→ WRITTEN REQUEST
Each line containing the word "światłowody" must be collected.

→ DATA TO PROCESS

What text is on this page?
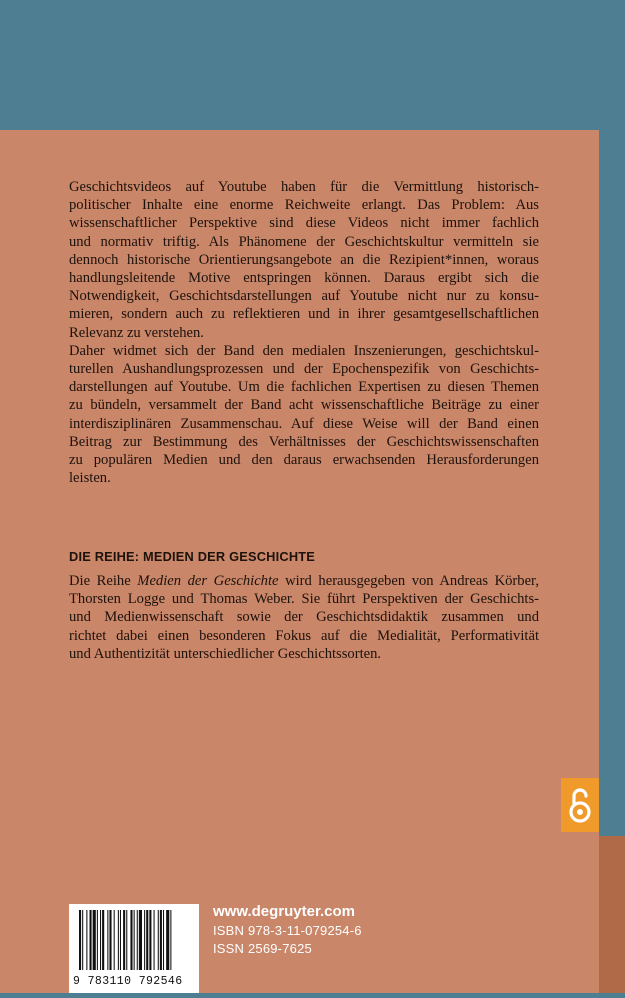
Geschichtsvideos auf Youtube haben für die Vermittlung historisch-
politischer Inhalte eine enorme Reichweite erlangt. Das Problem: Aus
wissenschaftlicher Perspektive sind diese Videos nicht immer fachlich
und normativ triftig. Als Phänomene der Geschichtskultur vermitteln sie
dennoch historische Orientierungsangebote an die Rezipient*innen, woraus
handlungsleitende Motive entspringen können. Daraus ergibt sich die
Notwendigkeit, Geschichtsdarstellungen auf Youtube nicht nur zu konsu-
mieren, sondern auch zu reflektieren und in ihrer gesamtgesellschaftlichen
Relevanz zu verstehen.

Daher widmet sich der Band den medialen Inszenierungen, geschichtskul-
turellen Aushandlungsprozessen und der Epochenspezifik von Geschichts-
darstellungen auf Youtube. Um die fachlichen Expertisen zu diesen Themen
zu bündeln, versammelt der Band acht wissenschaftliche Beiträge zu einer
interdisziplinären Zusammenschau. Auf diese Weise will der Band einen
Beitrag zur Bestimmung des Verhältnisses der Geschichtswissenschaften
zu populären Medien und den daraus erwachsenden Herausforderungen
leisten.

DIE REIHE: MEDIEN DER GESCHICHTE
Die Reihe Medien der Geschichte wird herausgegeben von Andreas Körber,
Thorsten Logge und Thomas Weber. Sie führt Perspektiven der Geschichts-
und Medienwissenschaft sowie der Geschichtsdidaktik zusammen und
richtet dabei einen besonderen Fokus auf die Medialität, Performativität
und Authentizität unterschiedlicher Geschichtssorten.
9 783110 792546
www.degruyter.com
ISBN 978-3-11-079254-6
ISSN 2569-7625
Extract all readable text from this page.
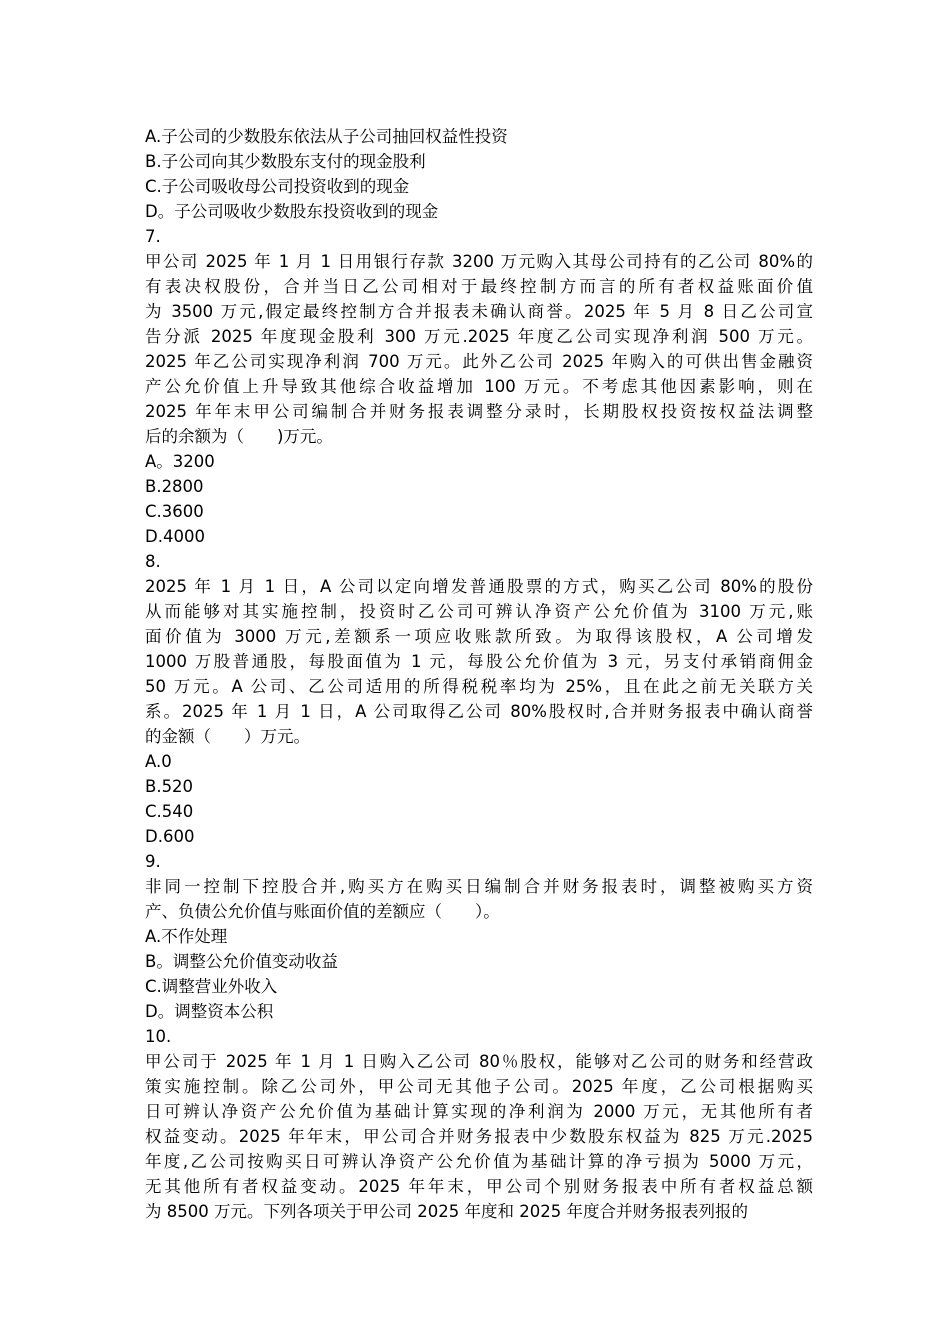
A.子公司的少数股东依法从子公司抽回权益性投资
B.子公司向其少数股东支付的现金股利
C.子公司吸收母公司投资收到的现金
D。子公司吸收少数股东投资收到的现金
7.
甲公司 2025 年 1 月 1 日用银行存款 3200 万元购入其母公司持有的乙公司 80%的
有表决权股份，合并当日乙公司相对于最终控制方而言的所有者权益账面价值
为 3500 万元,假定最终控制方合并报表未确认商誉。2025 年 5 月 8 日乙公司宣
告分派 2025 年度现金股利 300 万元.2025 年度乙公司实现净利润 500 万元。
2025 年乙公司实现净利润 700 万元。此外乙公司 2025 年购入的可供出售金融资
产公允价值上升导致其他综合收益增加 100 万元。不考虑其他因素影响，则在
2025 年年末甲公司编制合并财务报表调整分录时，长期股权投资按权益法调整
后的余额为（　　)万元。
A。3200
B.2800
C.3600
D.4000
8.
2025 年 1 月 1 日，A 公司以定向增发普通股票的方式，购买乙公司 80%的股份
从而能够对其实施控制，投资时乙公司可辨认净资产公允价值为 3100 万元,账
面价值为 3000 万元,差额系一项应收账款所致。为取得该股权，A 公司增发
1000 万股普通股，每股面值为 1 元，每股公允价值为 3 元，另支付承销商佣金
50 万元。A 公司、乙公司适用的所得税税率均为 25%，且在此之前无关联方关
系。2025 年 1 月 1 日，A 公司取得乙公司 80%股权时,合并财务报表中确认商誉
的金额（　　）万元。
A.0
B.520
C.540
D.600
9.
非同一控制下控股合并,购买方在购买日编制合并财务报表时，调整被购买方资
产、负债公允价值与账面价值的差额应（　　）。
A.不作处理
B。调整公允价值变动收益
C.调整营业外收入
D。调整资本公积
10.
甲公司于 2025 年 1 月 1 日购入乙公司 80％股权，能够对乙公司的财务和经营政
策实施控制。除乙公司外，甲公司无其他子公司。2025 年度，乙公司根据购买
日可辨认净资产公允价值为基础计算实现的净利润为 2000 万元，无其他所有者
权益变动。2025 年年末，甲公司合并财务报表中少数股东权益为 825 万元.2025
年度,乙公司按购买日可辨认净资产公允价值为基础计算的净亏损为 5000 万元，
无其他所有者权益变动。2025 年年末，甲公司个别财务报表中所有者权益总额
为 8500 万元。下列各项关于甲公司 2025 年度和 2025 年度合并财务报表列报的
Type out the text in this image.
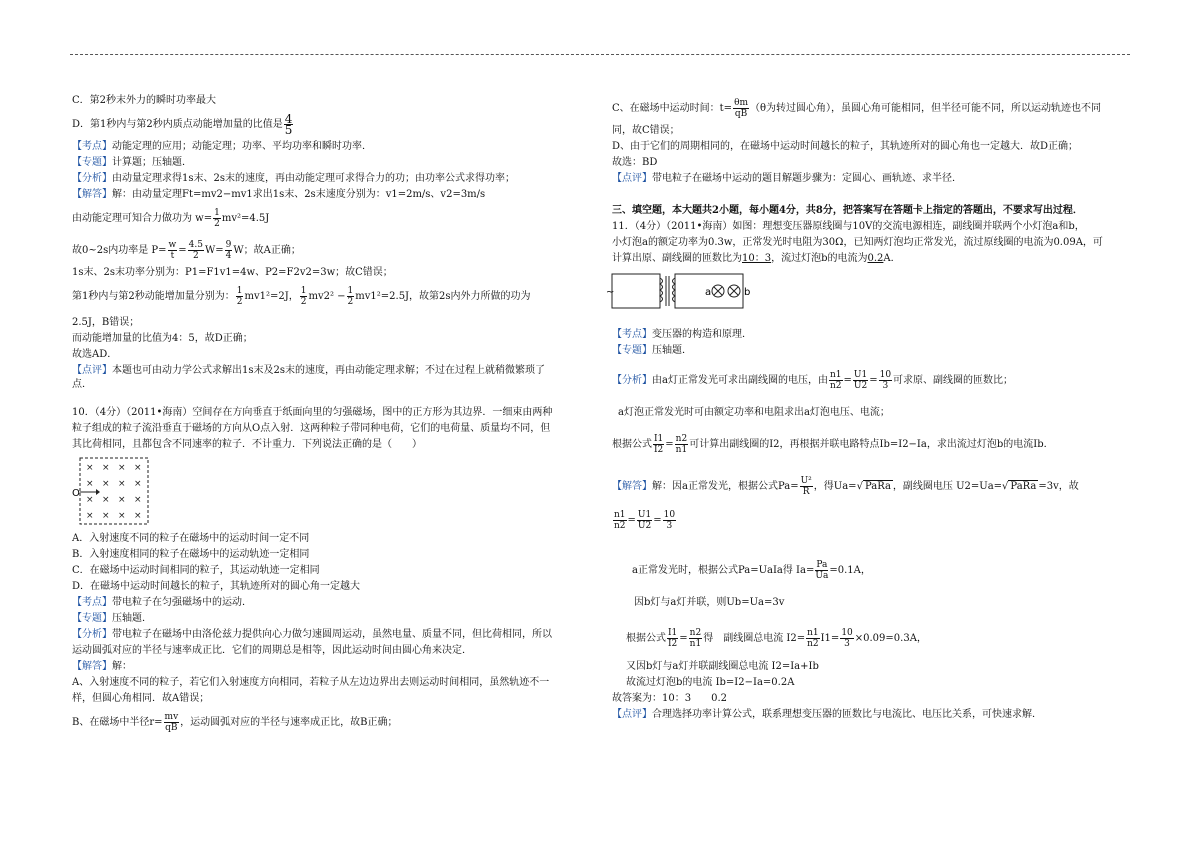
C．第2秒末外力的瞬时功率最大
D．第1秒内与第2秒内质点动能增加量的比值是 $\frac{4}{5}$
【考点】动能定理的应用；动能定理；功率、平均功率和瞬时功率．
【专题】计算题；压轴题．
【分析】由动量定理求得1s末、2s末的速度，再由动能定理可求得合力的功；由功率公式求得功率；
【解答】解：由动量定理Ft=mv2−mv1求出1s末、2s末速度分别为：v1=2m/s、v2=3m/s
由动能定理可知合力做功为 $w= \frac{1}{2} mv^2=4.5J$
故0~2s内功率是 $P= \frac{w}{t} = \frac{4.5}{2} W= \frac{9}{4}$ W；故A正确；
1s末、2s末功率分别为：P1=F1v1=4w、P2=F2v2=3w；故C错误；
第1秒内与第2秒动能增加量分别为： $\frac{1}{2} mv1^2=2J$， $\frac{1}{2} mv2^2 - \frac{1}{2} mv1^2=2.5J$，故第2s内外力所做的功为
2.5J，B错误；
而动能增加量的比值为4：5，故D正确；
故选AD．
【点评】本题也可由动力学公式求解出1s末及2s末的速度，再由动能定理求解；不过在过程上就稍微繁琐了
点．
10．（4分）（2011•海南）空间存在方向垂直于纸面向里的匀强磁场，图中的正方形为其边界．一细束由两种
粒子组成的粒子流沿垂直于磁场的方向从O点入射．这两种粒子带同种电荷，它们的电荷量、质量均不同，但
其比荷相同，且都包含不同速率的粒子．不计重力．下列说法正确的是（　　）
× × × ×
× × × ×
× × × ×
× × × ×
O
A．入射速度不同的粒子在磁场中的运动时间一定不同
B．入射速度相同的粒子在磁场中的运动轨迹一定相同
C．在磁场中运动时间相同的粒子，其运动轨迹一定相同
D．在磁场中运动时间越长的粒子，其轨迹所对的圆心角一定越大
【考点】带电粒子在匀强磁场中的运动．
【专题】压轴题．
【分析】带电粒子在磁场中由洛伦兹力提供向心力做匀速圆周运动，虽然电量、质量不同，但比荷相同，所以
运动圆弧对应的半径与速率成正比．它们的周期总是相等，因此运动时间由圆心角来决定．
【解答】解：
A、入射速度不同的粒子，若它们入射速度方向相同，若粒子从左边边界出去则运动时间相同，虽然轨迹不一
样，但圆心角相同．故A错误；
B、在磁场中半径$r= \frac{mv}{qB}$ ，运动圆弧对应的半径与速率成正比，故B正确；
C、在磁场中运动时间：$t= \frac{\theta m}{qB} (\theta$为转过圆心角），虽圆心角可能相同，但半径可能不同，所以运动轨迹也不同
同，故C错误；
D、由于它们的周期相同的，在磁场中运动时间越长的粒子，其轨迹所对的圆心角也一定越大．故D正确；
故选：BD
【点评】带电粒子在磁场中运动的题目解题步骤为：定圆心、画轨迹、求半径．
三、填空题，本大题共2小题，每小题4分，共8分，把答案写在答题卡上指定的答题出，不要求写出过程．
11．（4分）（2011•海南）如图：理想变压器原线圈与10V的交流电源相连，副线圈并联两个小灯泡a和b，
小灯泡a的额定功率为0.3w，正常发光时电阻为30Ω，已知两灯泡均正常发光，流过原线圈的电流为0.09A，可
计算出原、副线圈的匝数比为10：3，流过灯泡b的电流为0.2A．
~	a	b
【考点】变压器的构造和原理．
【专题】压轴题．
【分析】由a灯正常发光可求出副线圈的电压，由 $\frac{n1}{n2} = \frac{U1}{U2} = \frac{10}{3}$ 可求原、副线圈的匝数比；
a灯泡正常发光时可由额定功率和电阻求出a灯泡电压、电流；
根据公式 $\frac{I1}{I2} = \frac{n2}{n1}$ 可计算出副线圈的I2，再根据并联电路特点Ib=I2−Ia，求出流过灯泡b的电流Ib．
【解答】解：因a正常发光，根据公式$Pa= \frac{\text{U²}}{R}$ ，得Ua=√ PaRa ，副线圈电压 U2=Ua=√ PaRa =3v，故
$\frac{n1}{n2} = \frac{U1}{U2} = \frac{10}{3}$
a正常发光时，根据公式Pa=UaIa得 $Ia= \frac{Pa}{Ua} =0.1A$，
因b灯与a灯并联，则Ub=Ua=3v
根据公式 $\frac{I1}{I2} = \frac{n2}{n1}$ 得　副线圈总电流 $I2= \frac{n1}{n2} I1= \frac{10}{3} \times 0.09=0.3A$，
又因b灯与a灯并联副线圈总电流 I2=Ia+Ib
故流过灯泡b的电流 Ib=I2−Ia=0.2A
故答案为：10：3　　0.2
【点评】合理选择功率计算公式，联系理想变压器的匝数比与电流比、电压比关系，可快速求解．
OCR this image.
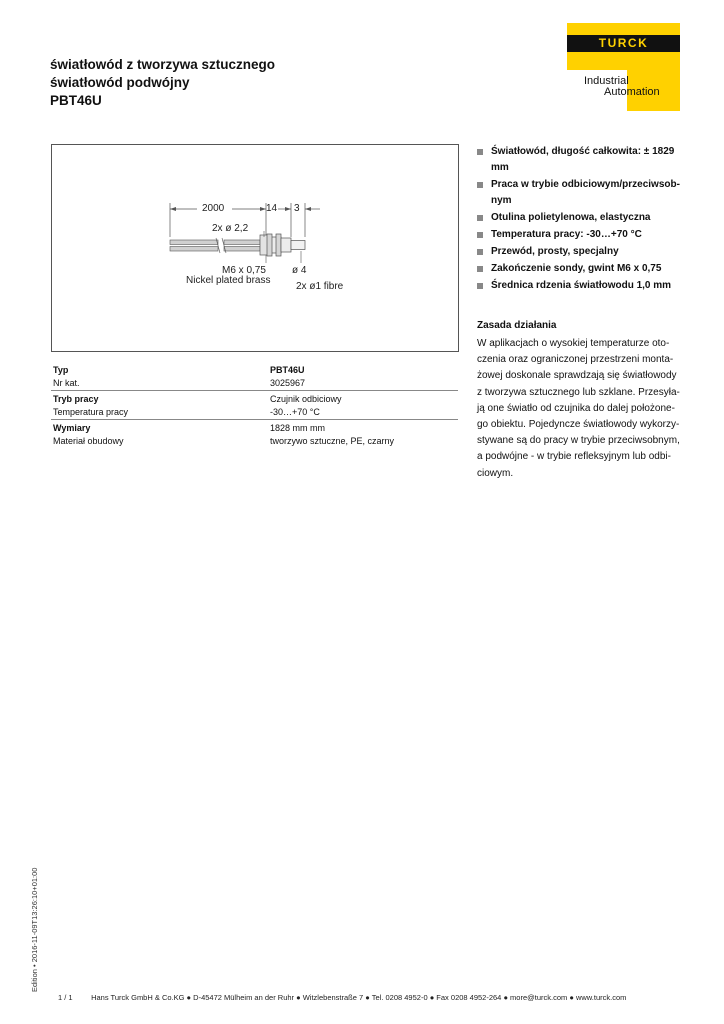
światłowód z tworzywa sztucznego
światłowód podwójny
PBT46U
TURCK
Industrial
Automation
2000	14 3
2x ø 2,2
M6 x 0,75
Nickel plated brass
ø 4
2x ø1 fibre
Światłowód, długość całkowita: ± 1829 mm
Praca w trybie odbiciowym/przeciwsob-nym
Otulina polietylenowa, elastyczna
Temperatura pracy: -30…+70 °C
Przewód, prosty, specjalny
Zakończenie sondy, gwint M6 x 0,75
Średnica rdzenia światłowodu 1,0 mm
Typ	PBT46U
Nr kat.	3025967
Tryb pracy	Czujnik odbiciowy
Temperatura pracy	-30…+70 °C
Wymiary	1828 mm mm
Materiał obudowy	tworzywo sztuczne, PE, czarny
Zasada działania
W aplikacjach o wysokiej temperaturze oto-
czenia oraz ograniczonej przestrzeni monta-
żowej doskonale sprawdzają się światłowody
z tworzywa sztucznego lub szklane. Przesyła-
ją one światło od czujnika do dalej położone-
go obiektu. Pojedyncze światłowody wykorzy-
stywane są do pracy w trybie przeciwsobnym,
a podwójne - w trybie refleksyjnym lub odbi-
ciowym.
Edition • 2016-11-09T13:26:10+01:00
1 / 1 Hans Turck GmbH & Co.KG ● D-45472 Mülheim an der Ruhr ● Witzlebenstraße 7 ● Tel. 0208 4952-0 ● Fax 0208 4952-264 ● more@turck.com ● www.turck.com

→ THE SOLUTION
żowej doskonale sprawdzają się światłowody
go obiektu. Pojedyncze światłowody wykorzy-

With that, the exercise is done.